--- start ---

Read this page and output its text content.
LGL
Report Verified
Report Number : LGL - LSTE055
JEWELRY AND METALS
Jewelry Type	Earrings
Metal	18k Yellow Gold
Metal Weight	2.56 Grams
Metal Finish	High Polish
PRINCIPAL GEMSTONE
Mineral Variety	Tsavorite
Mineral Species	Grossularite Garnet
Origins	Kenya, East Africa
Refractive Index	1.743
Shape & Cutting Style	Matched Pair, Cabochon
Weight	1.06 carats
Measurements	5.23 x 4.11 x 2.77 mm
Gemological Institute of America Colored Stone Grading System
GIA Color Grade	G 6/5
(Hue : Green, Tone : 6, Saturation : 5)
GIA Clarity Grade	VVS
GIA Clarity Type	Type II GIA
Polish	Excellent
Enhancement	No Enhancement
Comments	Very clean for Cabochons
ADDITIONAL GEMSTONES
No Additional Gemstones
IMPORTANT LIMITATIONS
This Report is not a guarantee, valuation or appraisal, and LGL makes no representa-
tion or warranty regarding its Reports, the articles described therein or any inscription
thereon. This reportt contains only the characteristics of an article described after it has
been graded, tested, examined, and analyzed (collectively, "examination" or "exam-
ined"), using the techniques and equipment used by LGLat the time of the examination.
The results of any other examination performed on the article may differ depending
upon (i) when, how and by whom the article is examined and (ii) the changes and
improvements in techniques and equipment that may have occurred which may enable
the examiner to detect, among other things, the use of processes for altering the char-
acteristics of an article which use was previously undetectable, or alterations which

--- end ---

§ Exercise prompt: From the entries above, select each line containing the string "equipment".

§ The solution:
ined"), using the techniques and equipment used by LGLat the time of the examination.
improvements in techniques and equipment that may have occurred which may enable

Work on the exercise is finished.